#### [GOAL]
Every record should be repeated exactly, except that pictures are left out.
════
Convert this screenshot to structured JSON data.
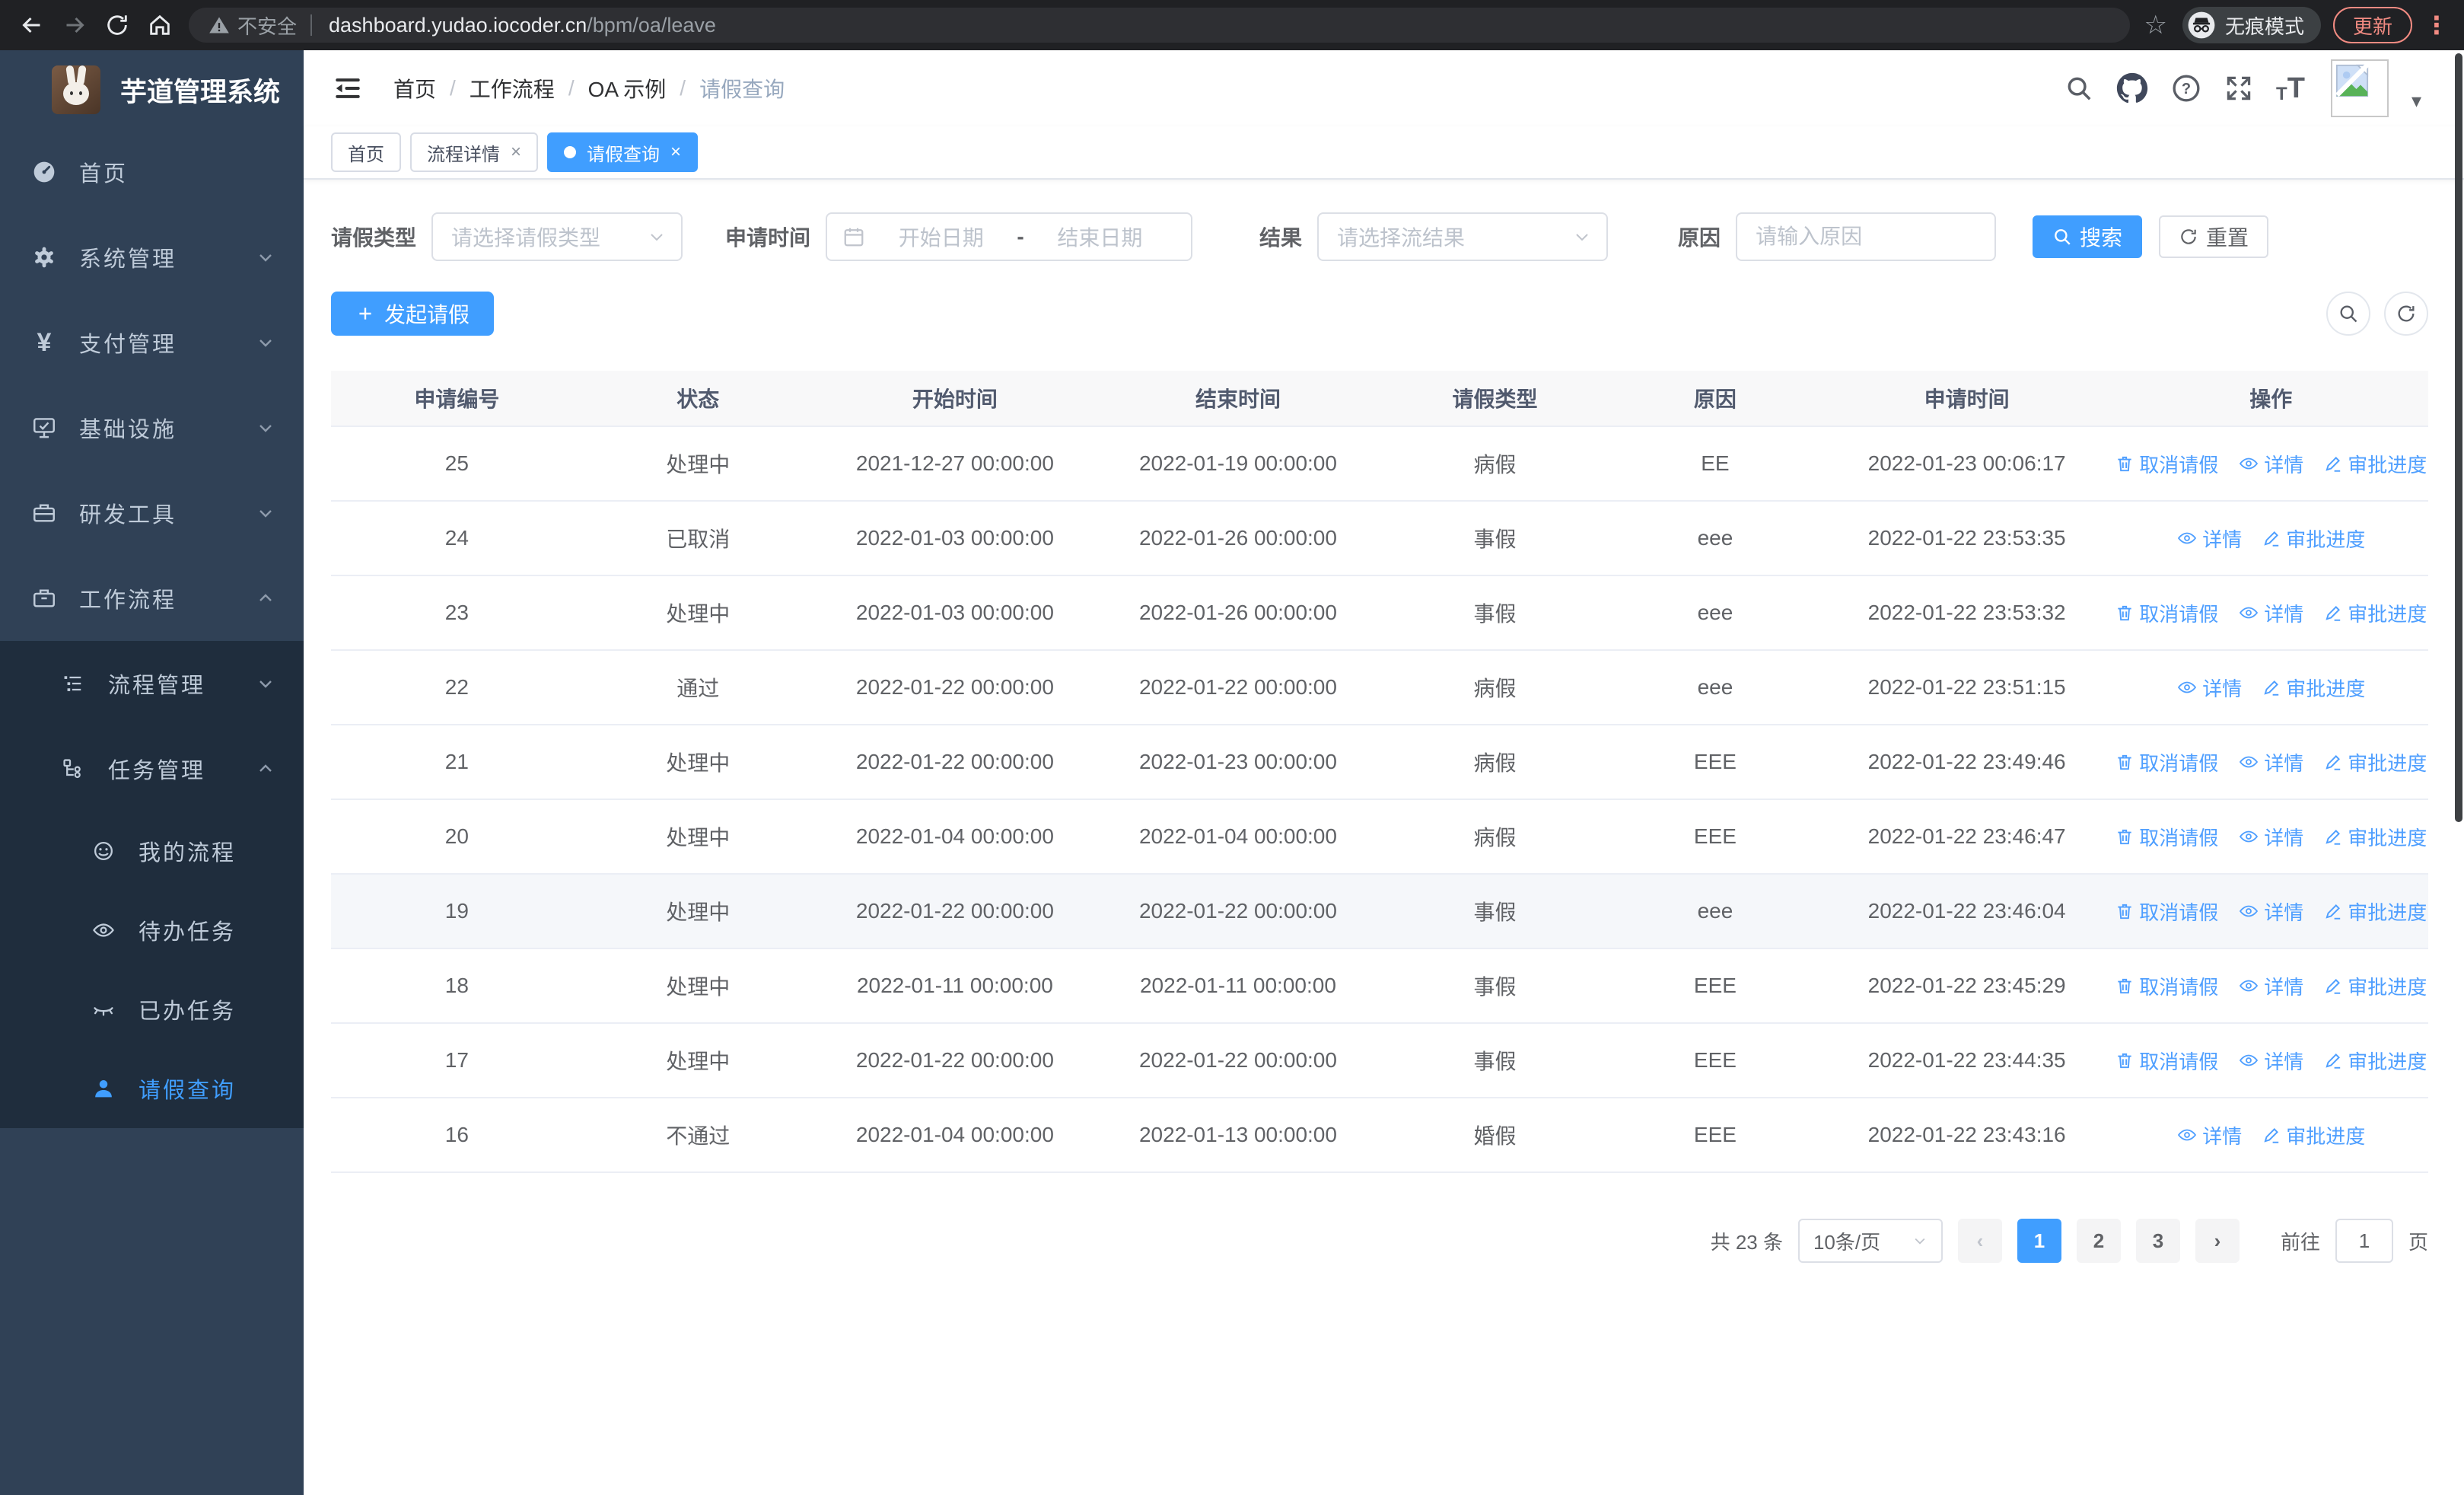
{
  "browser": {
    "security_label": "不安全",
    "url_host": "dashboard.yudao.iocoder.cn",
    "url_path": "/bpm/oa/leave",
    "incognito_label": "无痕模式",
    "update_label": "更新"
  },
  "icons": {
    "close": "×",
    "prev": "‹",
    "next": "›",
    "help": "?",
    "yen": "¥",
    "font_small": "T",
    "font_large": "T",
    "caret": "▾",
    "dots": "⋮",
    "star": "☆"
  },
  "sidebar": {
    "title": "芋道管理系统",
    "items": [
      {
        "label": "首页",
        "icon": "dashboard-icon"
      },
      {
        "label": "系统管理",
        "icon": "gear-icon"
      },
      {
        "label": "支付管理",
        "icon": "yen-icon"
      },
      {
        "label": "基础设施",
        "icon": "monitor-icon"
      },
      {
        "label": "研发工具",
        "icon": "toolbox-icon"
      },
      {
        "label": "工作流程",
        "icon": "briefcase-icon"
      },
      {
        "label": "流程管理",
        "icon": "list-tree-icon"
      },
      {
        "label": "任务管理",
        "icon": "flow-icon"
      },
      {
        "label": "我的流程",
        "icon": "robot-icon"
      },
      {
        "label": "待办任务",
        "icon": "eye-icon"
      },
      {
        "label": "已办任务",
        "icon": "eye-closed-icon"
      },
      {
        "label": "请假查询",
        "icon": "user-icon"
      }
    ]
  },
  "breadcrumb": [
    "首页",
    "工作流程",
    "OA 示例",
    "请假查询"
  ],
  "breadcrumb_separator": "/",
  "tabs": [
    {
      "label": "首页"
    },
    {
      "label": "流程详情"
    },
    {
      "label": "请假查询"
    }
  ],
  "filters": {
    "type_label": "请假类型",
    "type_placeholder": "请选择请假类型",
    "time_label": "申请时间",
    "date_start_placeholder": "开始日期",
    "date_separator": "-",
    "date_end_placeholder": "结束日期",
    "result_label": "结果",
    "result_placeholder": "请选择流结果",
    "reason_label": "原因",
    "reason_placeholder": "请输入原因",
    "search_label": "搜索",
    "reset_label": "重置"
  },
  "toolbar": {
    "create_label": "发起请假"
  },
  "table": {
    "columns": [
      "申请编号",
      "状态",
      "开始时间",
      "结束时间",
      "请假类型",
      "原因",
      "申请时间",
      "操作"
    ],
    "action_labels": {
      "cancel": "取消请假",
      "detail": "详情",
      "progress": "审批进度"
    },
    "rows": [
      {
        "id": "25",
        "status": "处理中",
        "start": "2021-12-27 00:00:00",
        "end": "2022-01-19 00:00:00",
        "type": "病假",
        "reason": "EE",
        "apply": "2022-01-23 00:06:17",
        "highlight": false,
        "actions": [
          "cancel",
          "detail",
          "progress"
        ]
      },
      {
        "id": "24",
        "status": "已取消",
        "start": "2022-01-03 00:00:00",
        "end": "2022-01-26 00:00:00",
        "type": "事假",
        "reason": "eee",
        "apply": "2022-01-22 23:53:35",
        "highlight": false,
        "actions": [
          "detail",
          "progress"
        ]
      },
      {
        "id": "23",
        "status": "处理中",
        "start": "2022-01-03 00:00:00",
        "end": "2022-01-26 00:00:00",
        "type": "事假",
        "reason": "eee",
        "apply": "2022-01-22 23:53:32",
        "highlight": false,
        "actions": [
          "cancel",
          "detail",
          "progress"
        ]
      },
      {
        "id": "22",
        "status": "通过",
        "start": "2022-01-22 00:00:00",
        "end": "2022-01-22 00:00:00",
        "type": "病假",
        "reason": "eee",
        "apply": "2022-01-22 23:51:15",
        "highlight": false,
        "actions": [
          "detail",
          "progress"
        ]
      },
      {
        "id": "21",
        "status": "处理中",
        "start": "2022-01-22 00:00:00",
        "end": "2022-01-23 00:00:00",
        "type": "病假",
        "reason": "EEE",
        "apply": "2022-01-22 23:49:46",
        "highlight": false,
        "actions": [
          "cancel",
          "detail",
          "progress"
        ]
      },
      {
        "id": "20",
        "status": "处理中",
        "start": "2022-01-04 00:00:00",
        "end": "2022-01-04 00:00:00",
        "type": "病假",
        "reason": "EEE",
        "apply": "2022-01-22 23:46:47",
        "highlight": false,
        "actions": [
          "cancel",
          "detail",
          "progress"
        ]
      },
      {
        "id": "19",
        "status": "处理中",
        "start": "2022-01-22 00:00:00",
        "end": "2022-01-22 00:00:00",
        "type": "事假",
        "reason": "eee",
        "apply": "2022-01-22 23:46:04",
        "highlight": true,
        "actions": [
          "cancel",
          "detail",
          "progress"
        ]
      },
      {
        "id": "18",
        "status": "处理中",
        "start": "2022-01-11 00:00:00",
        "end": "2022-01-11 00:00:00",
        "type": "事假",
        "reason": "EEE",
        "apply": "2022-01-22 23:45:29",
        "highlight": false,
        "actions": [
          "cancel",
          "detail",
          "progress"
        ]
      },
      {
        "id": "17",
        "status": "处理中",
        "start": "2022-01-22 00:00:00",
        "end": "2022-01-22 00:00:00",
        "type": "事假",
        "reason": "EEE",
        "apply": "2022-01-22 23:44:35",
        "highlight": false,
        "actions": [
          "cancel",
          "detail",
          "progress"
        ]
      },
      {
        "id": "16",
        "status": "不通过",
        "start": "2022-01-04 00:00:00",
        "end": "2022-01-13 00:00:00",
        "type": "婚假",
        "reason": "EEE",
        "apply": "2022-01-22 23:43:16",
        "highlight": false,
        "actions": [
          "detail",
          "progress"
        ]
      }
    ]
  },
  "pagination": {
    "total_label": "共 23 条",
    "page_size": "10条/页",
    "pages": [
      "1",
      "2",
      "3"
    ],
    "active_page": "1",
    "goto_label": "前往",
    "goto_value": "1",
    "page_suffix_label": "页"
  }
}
════
#### [RESULT OF THE TASK]
Convert this screenshot to structured JSON data.
{
  "browser": {
    "security_label": "不安全",
    "url_host": "dashboard.yudao.iocoder.cn",
    "url_path": "/bpm/oa/leave",
    "incognito_label": "无痕模式",
    "update_label": "更新"
  },
  "icons": {
    "close": "×",
    "prev": "‹",
    "next": "›",
    "help": "?",
    "yen": "¥",
    "font_small": "T",
    "font_large": "T",
    "caret": "▾",
    "dots": "⋮",
    "star": "☆"
  },
  "sidebar": {
    "title": "芋道管理系统",
    "items": [
      {
        "label": "首页",
        "icon": "dashboard-icon"
      },
      {
        "label": "系统管理",
        "icon": "gear-icon"
      },
      {
        "label": "支付管理",
        "icon": "yen-icon"
      },
      {
        "label": "基础设施",
        "icon": "monitor-icon"
      },
      {
        "label": "研发工具",
        "icon": "toolbox-icon"
      },
      {
        "label": "工作流程",
        "icon": "briefcase-icon"
      },
      {
        "label": "流程管理",
        "icon": "list-tree-icon"
      },
      {
        "label": "任务管理",
        "icon": "flow-icon"
      },
      {
        "label": "我的流程",
        "icon": "robot-icon"
      },
      {
        "label": "待办任务",
        "icon": "eye-icon"
      },
      {
        "label": "已办任务",
        "icon": "eye-closed-icon"
      },
      {
        "label": "请假查询",
        "icon": "user-icon"
      }
    ]
  },
  "breadcrumb": [
    "首页",
    "工作流程",
    "OA 示例",
    "请假查询"
  ],
  "breadcrumb_separator": "/",
  "tabs": [
    {
      "label": "首页"
    },
    {
      "label": "流程详情"
    },
    {
      "label": "请假查询"
    }
  ],
  "filters": {
    "type_label": "请假类型",
    "type_placeholder": "请选择请假类型",
    "time_label": "申请时间",
    "date_start_placeholder": "开始日期",
    "date_separator": "-",
    "date_end_placeholder": "结束日期",
    "result_label": "结果",
    "result_placeholder": "请选择流结果",
    "reason_label": "原因",
    "reason_placeholder": "请输入原因",
    "search_label": "搜索",
    "reset_label": "重置"
  },
  "toolbar": {
    "create_label": "发起请假"
  },
  "table": {
    "columns": [
      "申请编号",
      "状态",
      "开始时间",
      "结束时间",
      "请假类型",
      "原因",
      "申请时间",
      "操作"
    ],
    "action_labels": {
      "cancel": "取消请假",
      "detail": "详情",
      "progress": "审批进度"
    },
    "rows": [
      {
        "id": "25",
        "status": "处理中",
        "start": "2021-12-27 00:00:00",
        "end": "2022-01-19 00:00:00",
        "type": "病假",
        "reason": "EE",
        "apply": "2022-01-23 00:06:17",
        "highlight": false,
        "actions": [
          "cancel",
          "detail",
          "progress"
        ]
      },
      {
        "id": "24",
        "status": "已取消",
        "start": "2022-01-03 00:00:00",
        "end": "2022-01-26 00:00:00",
        "type": "事假",
        "reason": "eee",
        "apply": "2022-01-22 23:53:35",
        "highlight": false,
        "actions": [
          "detail",
          "progress"
        ]
      },
      {
        "id": "23",
        "status": "处理中",
        "start": "2022-01-03 00:00:00",
        "end": "2022-01-26 00:00:00",
        "type": "事假",
        "reason": "eee",
        "apply": "2022-01-22 23:53:32",
        "highlight": false,
        "actions": [
          "cancel",
          "detail",
          "progress"
        ]
      },
      {
        "id": "22",
        "status": "通过",
        "start": "2022-01-22 00:00:00",
        "end": "2022-01-22 00:00:00",
        "type": "病假",
        "reason": "eee",
        "apply": "2022-01-22 23:51:15",
        "highlight": false,
        "actions": [
          "detail",
          "progress"
        ]
      },
      {
        "id": "21",
        "status": "处理中",
        "start": "2022-01-22 00:00:00",
        "end": "2022-01-23 00:00:00",
        "type": "病假",
        "reason": "EEE",
        "apply": "2022-01-22 23:49:46",
        "highlight": false,
        "actions": [
          "cancel",
          "detail",
          "progress"
        ]
      },
      {
        "id": "20",
        "status": "处理中",
        "start": "2022-01-04 00:00:00",
        "end": "2022-01-04 00:00:00",
        "type": "病假",
        "reason": "EEE",
        "apply": "2022-01-22 23:46:47",
        "highlight": false,
        "actions": [
          "cancel",
          "detail",
          "progress"
        ]
      },
      {
        "id": "19",
        "status": "处理中",
        "start": "2022-01-22 00:00:00",
        "end": "2022-01-22 00:00:00",
        "type": "事假",
        "reason": "eee",
        "apply": "2022-01-22 23:46:04",
        "highlight": true,
        "actions": [
          "cancel",
          "detail",
          "progress"
        ]
      },
      {
        "id": "18",
        "status": "处理中",
        "start": "2022-01-11 00:00:00",
        "end": "2022-01-11 00:00:00",
        "type": "事假",
        "reason": "EEE",
        "apply": "2022-01-22 23:45:29",
        "highlight": false,
        "actions": [
          "cancel",
          "detail",
          "progress"
        ]
      },
      {
        "id": "17",
        "status": "处理中",
        "start": "2022-01-22 00:00:00",
        "end": "2022-01-22 00:00:00",
        "type": "事假",
        "reason": "EEE",
        "apply": "2022-01-22 23:44:35",
        "highlight": false,
        "actions": [
          "cancel",
          "detail",
          "progress"
        ]
      },
      {
        "id": "16",
        "status": "不通过",
        "start": "2022-01-04 00:00:00",
        "end": "2022-01-13 00:00:00",
        "type": "婚假",
        "reason": "EEE",
        "apply": "2022-01-22 23:43:16",
        "highlight": false,
        "actions": [
          "detail",
          "progress"
        ]
      }
    ]
  },
  "pagination": {
    "total_label": "共 23 条",
    "page_size": "10条/页",
    "pages": [
      "1",
      "2",
      "3"
    ],
    "active_page": "1",
    "goto_label": "前往",
    "goto_value": "1",
    "page_suffix_label": "页"
  }
}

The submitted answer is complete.